==== Extracted information ====
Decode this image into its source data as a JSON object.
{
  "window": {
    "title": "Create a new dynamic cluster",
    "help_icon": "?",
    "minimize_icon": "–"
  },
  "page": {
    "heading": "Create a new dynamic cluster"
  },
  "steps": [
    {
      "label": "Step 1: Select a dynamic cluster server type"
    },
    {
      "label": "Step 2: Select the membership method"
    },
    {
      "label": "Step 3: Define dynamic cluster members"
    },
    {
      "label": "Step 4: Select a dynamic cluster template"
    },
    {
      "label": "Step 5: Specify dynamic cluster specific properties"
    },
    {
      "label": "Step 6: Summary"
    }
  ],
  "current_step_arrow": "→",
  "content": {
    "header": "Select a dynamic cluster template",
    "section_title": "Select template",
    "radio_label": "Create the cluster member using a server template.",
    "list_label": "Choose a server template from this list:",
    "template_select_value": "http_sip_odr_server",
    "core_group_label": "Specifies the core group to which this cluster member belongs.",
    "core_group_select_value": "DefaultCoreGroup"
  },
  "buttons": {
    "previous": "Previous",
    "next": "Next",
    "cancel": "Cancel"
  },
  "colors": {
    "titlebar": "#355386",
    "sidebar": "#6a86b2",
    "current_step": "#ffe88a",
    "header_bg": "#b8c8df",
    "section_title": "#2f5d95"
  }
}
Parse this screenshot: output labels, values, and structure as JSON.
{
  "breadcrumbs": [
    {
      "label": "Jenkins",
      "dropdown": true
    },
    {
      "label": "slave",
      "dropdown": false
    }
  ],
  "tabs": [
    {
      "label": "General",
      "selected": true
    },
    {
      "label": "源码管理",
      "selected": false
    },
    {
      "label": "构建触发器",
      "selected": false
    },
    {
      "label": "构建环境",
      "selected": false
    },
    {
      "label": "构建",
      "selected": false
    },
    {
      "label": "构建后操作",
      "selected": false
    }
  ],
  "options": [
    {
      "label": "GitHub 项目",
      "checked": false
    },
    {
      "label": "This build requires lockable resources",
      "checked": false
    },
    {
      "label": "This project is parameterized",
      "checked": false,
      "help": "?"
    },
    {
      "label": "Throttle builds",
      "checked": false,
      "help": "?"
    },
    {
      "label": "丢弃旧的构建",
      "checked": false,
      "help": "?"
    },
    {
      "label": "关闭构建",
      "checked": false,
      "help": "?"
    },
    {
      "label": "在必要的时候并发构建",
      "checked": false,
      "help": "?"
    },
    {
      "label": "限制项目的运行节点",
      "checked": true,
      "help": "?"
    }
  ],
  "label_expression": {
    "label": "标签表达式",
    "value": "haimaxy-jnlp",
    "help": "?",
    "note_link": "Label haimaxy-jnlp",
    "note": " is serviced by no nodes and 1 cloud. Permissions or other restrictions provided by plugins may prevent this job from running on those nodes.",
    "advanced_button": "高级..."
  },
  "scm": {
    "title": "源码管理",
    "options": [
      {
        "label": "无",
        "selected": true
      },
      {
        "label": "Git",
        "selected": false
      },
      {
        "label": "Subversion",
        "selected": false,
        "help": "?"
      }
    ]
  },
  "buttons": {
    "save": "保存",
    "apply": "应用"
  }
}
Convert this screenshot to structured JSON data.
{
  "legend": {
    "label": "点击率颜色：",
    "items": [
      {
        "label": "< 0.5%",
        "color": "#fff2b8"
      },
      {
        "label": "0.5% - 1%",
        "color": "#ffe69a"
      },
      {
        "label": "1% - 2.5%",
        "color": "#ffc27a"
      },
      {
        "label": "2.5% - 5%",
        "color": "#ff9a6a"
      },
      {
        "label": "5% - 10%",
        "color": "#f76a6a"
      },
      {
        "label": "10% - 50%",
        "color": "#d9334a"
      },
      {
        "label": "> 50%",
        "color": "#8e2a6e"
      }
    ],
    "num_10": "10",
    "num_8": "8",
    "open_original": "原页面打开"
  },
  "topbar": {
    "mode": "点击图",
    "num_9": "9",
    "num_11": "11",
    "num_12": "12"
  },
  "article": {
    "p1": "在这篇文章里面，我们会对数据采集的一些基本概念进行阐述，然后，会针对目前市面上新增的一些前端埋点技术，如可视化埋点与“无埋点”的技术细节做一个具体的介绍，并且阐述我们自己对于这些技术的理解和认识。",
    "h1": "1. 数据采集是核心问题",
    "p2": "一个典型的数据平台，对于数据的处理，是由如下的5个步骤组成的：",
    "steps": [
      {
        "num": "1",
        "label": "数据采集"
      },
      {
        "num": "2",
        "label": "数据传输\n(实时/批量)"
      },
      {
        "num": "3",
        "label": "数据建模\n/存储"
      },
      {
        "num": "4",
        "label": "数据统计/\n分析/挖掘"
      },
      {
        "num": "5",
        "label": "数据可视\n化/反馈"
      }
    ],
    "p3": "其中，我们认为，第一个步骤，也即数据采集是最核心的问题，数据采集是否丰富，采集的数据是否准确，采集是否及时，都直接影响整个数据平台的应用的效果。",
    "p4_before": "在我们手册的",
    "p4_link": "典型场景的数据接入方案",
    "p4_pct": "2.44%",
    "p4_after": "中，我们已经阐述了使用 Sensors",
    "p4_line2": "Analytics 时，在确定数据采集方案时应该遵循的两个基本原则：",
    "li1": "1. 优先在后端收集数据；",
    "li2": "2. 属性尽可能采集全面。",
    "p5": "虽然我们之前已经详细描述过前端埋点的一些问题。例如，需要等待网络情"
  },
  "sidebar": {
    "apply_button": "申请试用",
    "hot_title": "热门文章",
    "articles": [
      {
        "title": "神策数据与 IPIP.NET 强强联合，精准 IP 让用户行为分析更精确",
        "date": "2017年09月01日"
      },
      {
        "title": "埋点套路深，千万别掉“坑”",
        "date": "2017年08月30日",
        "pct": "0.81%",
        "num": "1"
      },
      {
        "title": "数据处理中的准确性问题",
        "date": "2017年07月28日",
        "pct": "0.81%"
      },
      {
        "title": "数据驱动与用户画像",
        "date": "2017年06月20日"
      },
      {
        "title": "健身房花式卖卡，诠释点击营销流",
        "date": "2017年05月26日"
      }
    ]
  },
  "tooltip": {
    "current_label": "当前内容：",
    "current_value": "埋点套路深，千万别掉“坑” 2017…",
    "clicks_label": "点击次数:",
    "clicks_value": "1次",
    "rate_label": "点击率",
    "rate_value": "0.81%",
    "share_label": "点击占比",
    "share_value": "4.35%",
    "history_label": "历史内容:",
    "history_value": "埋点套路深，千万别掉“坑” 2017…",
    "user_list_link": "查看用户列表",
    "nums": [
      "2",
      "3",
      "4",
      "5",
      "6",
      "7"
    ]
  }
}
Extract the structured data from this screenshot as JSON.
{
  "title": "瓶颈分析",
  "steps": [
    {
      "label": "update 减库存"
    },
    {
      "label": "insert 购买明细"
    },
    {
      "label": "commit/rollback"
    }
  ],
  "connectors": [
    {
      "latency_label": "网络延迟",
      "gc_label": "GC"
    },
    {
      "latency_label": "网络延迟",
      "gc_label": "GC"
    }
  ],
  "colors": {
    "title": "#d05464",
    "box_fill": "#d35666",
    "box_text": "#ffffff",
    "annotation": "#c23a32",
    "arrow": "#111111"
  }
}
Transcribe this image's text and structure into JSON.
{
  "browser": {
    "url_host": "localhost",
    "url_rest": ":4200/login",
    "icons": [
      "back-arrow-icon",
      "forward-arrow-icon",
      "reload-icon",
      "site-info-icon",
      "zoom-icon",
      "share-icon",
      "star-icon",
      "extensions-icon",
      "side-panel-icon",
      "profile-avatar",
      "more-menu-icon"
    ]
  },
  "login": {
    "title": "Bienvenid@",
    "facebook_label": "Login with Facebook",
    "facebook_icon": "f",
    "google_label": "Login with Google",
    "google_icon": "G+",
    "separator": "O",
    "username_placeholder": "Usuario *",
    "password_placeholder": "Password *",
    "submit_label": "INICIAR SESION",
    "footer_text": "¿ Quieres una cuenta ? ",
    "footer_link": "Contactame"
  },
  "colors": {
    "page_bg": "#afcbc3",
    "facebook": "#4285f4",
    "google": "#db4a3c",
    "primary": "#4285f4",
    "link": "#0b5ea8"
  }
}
====
What to work on: Write out every line of the entries that holds the word "screenshot".

Output for this exercise:
Parse this screenshot: output labels, values, and structure as JSON.
Convert this screenshot to structured JSON data.
Extract the structured data from this screenshot as JSON.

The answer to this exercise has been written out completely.